Records from a collection:
══════

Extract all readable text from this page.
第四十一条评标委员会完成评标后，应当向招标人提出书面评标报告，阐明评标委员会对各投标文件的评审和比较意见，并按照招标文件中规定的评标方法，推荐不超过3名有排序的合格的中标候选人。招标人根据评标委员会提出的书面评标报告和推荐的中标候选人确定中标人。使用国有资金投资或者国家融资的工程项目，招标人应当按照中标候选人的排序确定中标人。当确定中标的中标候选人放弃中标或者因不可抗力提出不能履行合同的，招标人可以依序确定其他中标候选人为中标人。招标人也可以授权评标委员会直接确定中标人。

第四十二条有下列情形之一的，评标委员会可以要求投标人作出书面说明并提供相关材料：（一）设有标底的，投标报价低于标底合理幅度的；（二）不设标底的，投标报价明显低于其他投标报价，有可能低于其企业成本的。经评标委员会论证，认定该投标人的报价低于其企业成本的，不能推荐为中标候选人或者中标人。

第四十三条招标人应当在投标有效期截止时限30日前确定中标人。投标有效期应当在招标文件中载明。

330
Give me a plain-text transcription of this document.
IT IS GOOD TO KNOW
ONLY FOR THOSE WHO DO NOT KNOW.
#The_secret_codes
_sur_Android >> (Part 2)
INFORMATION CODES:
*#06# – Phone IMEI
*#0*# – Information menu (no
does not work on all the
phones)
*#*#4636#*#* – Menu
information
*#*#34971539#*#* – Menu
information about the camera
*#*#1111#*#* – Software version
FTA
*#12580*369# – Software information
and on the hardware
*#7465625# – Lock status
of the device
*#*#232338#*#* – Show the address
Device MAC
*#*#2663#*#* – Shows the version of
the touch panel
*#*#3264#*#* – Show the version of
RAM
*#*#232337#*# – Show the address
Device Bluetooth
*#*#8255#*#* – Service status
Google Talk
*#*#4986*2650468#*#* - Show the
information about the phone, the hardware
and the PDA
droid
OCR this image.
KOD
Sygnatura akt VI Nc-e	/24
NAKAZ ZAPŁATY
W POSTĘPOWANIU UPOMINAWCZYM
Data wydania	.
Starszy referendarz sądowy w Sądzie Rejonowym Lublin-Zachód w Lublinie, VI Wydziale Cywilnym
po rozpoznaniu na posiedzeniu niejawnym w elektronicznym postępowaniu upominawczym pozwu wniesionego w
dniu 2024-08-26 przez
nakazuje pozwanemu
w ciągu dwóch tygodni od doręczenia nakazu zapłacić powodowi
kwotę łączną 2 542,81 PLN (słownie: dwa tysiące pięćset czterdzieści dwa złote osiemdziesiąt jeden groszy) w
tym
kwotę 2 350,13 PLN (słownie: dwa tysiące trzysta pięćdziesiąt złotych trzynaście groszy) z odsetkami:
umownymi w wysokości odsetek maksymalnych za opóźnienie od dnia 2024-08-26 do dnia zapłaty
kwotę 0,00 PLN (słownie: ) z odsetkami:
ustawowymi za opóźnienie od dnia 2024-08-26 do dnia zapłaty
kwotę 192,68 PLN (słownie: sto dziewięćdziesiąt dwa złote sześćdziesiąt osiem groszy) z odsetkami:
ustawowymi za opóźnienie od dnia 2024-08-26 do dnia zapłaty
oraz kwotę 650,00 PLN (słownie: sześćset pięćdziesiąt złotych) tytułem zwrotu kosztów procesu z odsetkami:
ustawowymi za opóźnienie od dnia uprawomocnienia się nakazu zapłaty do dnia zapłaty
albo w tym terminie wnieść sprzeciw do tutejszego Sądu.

══════

### [AIM OF THE EXERCISE]
Please repeat all the records above exactly as they appear.

### [ANSWER]
Extract all readable text from this page.
第四十一条评标委员会完成评标后，应当向招标人提出书面评标报告，阐明评标委员会对各投标文件的评审和比较意见，并按照招标文件中规定的评标方法，推荐不超过3名有排序的合格的中标候选人。招标人根据评标委员会提出的书面评标报告和推荐的中标候选人确定中标人。使用国有资金投资或者国家融资的工程项目，招标人应当按照中标候选人的排序确定中标人。当确定中标的中标候选人放弃中标或者因不可抗力提出不能履行合同的，招标人可以依序确定其他中标候选人为中标人。招标人也可以授权评标委员会直接确定中标人。

第四十二条有下列情形之一的，评标委员会可以要求投标人作出书面说明并提供相关材料：（一）设有标底的，投标报价低于标底合理幅度的；（二）不设标底的，投标报价明显低于其他投标报价，有可能低于其企业成本的。经评标委员会论证，认定该投标人的报价低于其企业成本的，不能推荐为中标候选人或者中标人。

第四十三条招标人应当在投标有效期截止时限30日前确定中标人。投标有效期应当在招标文件中载明。

330
Give me a plain-text transcription of this document.
IT IS GOOD TO KNOW
ONLY FOR THOSE WHO DO NOT KNOW.
#The_secret_codes
_sur_Android >> (Part 2)
INFORMATION CODES:
*#06# – Phone IMEI
*#0*# – Information menu (no
does not work on all the
phones)
*#*#4636#*#* – Menu
information
*#*#34971539#*#* – Menu
information about the camera
*#*#1111#*#* – Software version
FTA
*#12580*369# – Software information
and on the hardware
*#7465625# – Lock status
of the device
*#*#232338#*#* – Show the address
Device MAC
*#*#2663#*#* – Shows the version of
the touch panel
*#*#3264#*#* – Show the version of
RAM
*#*#232337#*# – Show the address
Device Bluetooth
*#*#8255#*#* – Service status
Google Talk
*#*#4986*2650468#*#* - Show the
information about the phone, the hardware
and the PDA
droid
OCR this image.
KOD
Sygnatura akt VI Nc-e	/24
NAKAZ ZAPŁATY
W POSTĘPOWANIU UPOMINAWCZYM
Data wydania	.
Starszy referendarz sądowy w Sądzie Rejonowym Lublin-Zachód w Lublinie, VI Wydziale Cywilnym
po rozpoznaniu na posiedzeniu niejawnym w elektronicznym postępowaniu upominawczym pozwu wniesionego w
dniu 2024-08-26 przez
nakazuje pozwanemu
w ciągu dwóch tygodni od doręczenia nakazu zapłacić powodowi
kwotę łączną 2 542,81 PLN (słownie: dwa tysiące pięćset czterdzieści dwa złote osiemdziesiąt jeden groszy) w
tym
kwotę 2 350,13 PLN (słownie: dwa tysiące trzysta pięćdziesiąt złotych trzynaście groszy) z odsetkami:
umownymi w wysokości odsetek maksymalnych za opóźnienie od dnia 2024-08-26 do dnia zapłaty
kwotę 0,00 PLN (słownie: ) z odsetkami:
ustawowymi za opóźnienie od dnia 2024-08-26 do dnia zapłaty
kwotę 192,68 PLN (słownie: sto dziewięćdziesiąt dwa złote sześćdziesiąt osiem groszy) z odsetkami:
ustawowymi za opóźnienie od dnia 2024-08-26 do dnia zapłaty
oraz kwotę 650,00 PLN (słownie: sześćset pięćdziesiąt złotych) tytułem zwrotu kosztów procesu z odsetkami:
ustawowymi za opóźnienie od dnia uprawomocnienia się nakazu zapłaty do dnia zapłaty
albo w tym terminie wnieść sprzeciw do tutejszego Sądu.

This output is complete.